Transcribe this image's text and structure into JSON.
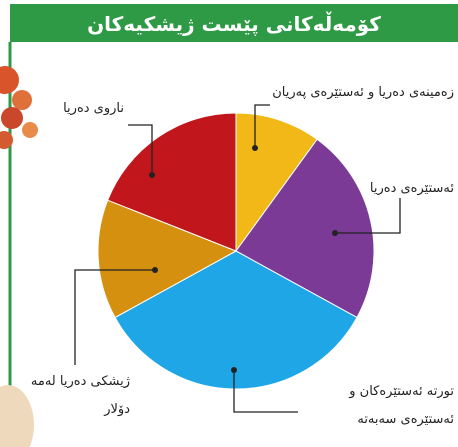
{
  "chart_data": {
    "type": "pie",
    "title": "کۆمەڵەکانی پێست ژیشکیەکان",
    "categories": [
      "زەمینەی دەریا و ئەستێرەی پەریان",
      "ئەستێرەی دەریا",
      "تورتە ئەستێرەکان و ئەستێرەی سەبەتە",
      "ژیشکی دەریا لەمە دۆلار",
      "ناروی دەریا"
    ],
    "values": [
      10,
      23,
      34,
      14,
      19
    ],
    "colors": [
      "#f2b817",
      "#7b3a96",
      "#1ea6e6",
      "#d4900e",
      "#c0161c"
    ]
  }
}
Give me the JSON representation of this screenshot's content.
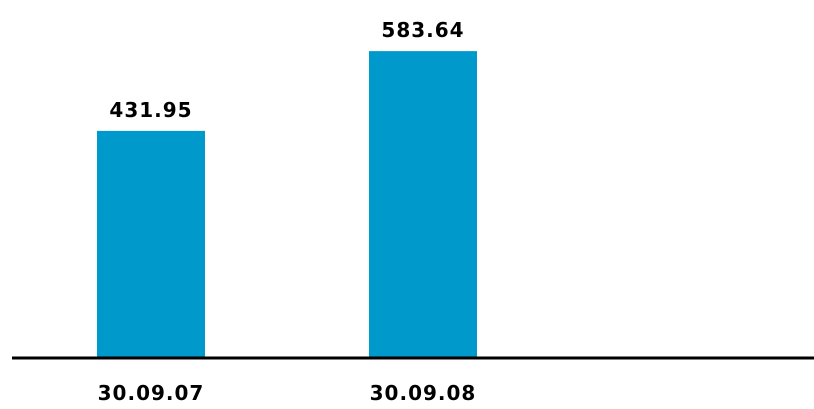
{
  "chart_data": {
    "type": "bar",
    "categories": [
      "30.09.07",
      "30.09.08"
    ],
    "values": [
      431.95,
      583.64
    ],
    "value_labels": [
      "431.95",
      "583.64"
    ],
    "title": "",
    "xlabel": "",
    "ylabel": "",
    "ylim": [
      0,
      660
    ],
    "grid": false,
    "legend": "none",
    "bar_color": "#0099cc",
    "axis_color": "#000000"
  }
}
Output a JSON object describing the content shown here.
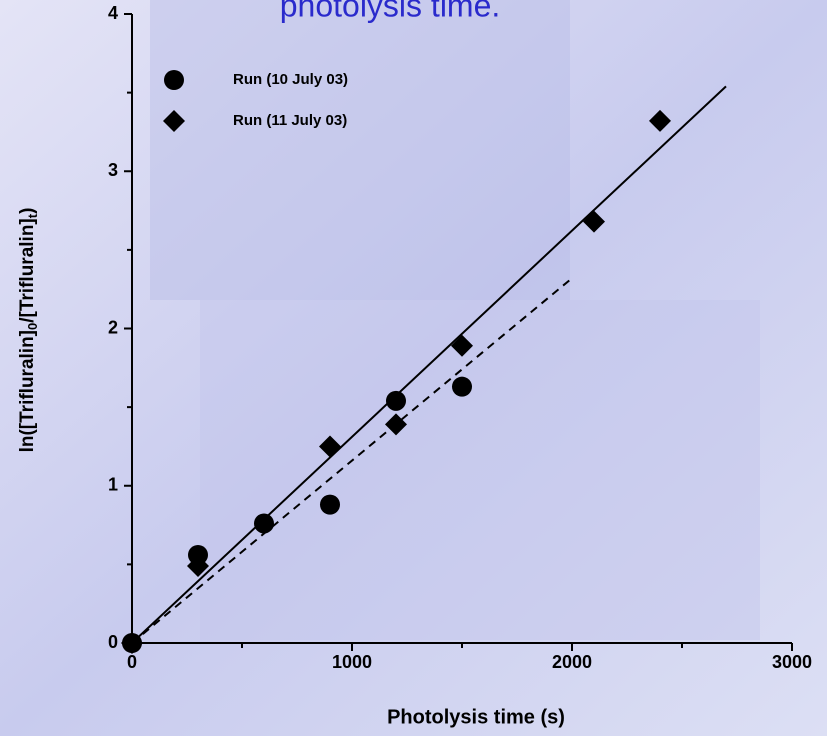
{
  "chart_data": {
    "type": "scatter",
    "title": "photolysis time.",
    "x_label": "Photolysis time (s)",
    "y_label_parts": [
      "ln([Trifluralin]",
      "0",
      "/[Trifluralin]",
      "t",
      ")"
    ],
    "xlim": [
      0,
      3000
    ],
    "ylim": [
      0,
      4
    ],
    "xticks": [
      0,
      1000,
      2000,
      3000
    ],
    "yticks": [
      0,
      1,
      2,
      3,
      4
    ],
    "xminorticks": [
      500,
      1500,
      2500
    ],
    "yminorticks": [
      0.5,
      1.5,
      2.5,
      3.5
    ],
    "series": [
      {
        "name": "Run (10 July 03)",
        "marker": "circle",
        "color": "#000000",
        "x": [
          0,
          300,
          600,
          900,
          1200,
          1500
        ],
        "values": [
          0,
          0.56,
          0.76,
          0.88,
          1.54,
          1.63
        ]
      },
      {
        "name": "Run (11 July 03)",
        "marker": "diamond",
        "color": "#000000",
        "x": [
          0,
          300,
          900,
          1200,
          1500,
          2100,
          2400
        ],
        "values": [
          0,
          0.49,
          1.25,
          1.39,
          1.89,
          2.68,
          3.32
        ]
      }
    ],
    "fit_lines": [
      {
        "style": "solid",
        "x": [
          0,
          2700
        ],
        "values": [
          0,
          3.54
        ]
      },
      {
        "style": "dashed",
        "x": [
          0,
          2000
        ],
        "values": [
          0,
          2.32
        ]
      }
    ]
  }
}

■ **Prompt**: Which lines hold the word "this"? Show each one.

■ **Written response**:
Transcribe this image's text and structure into JSON.
Give me the JSON representation of this screenshot's content.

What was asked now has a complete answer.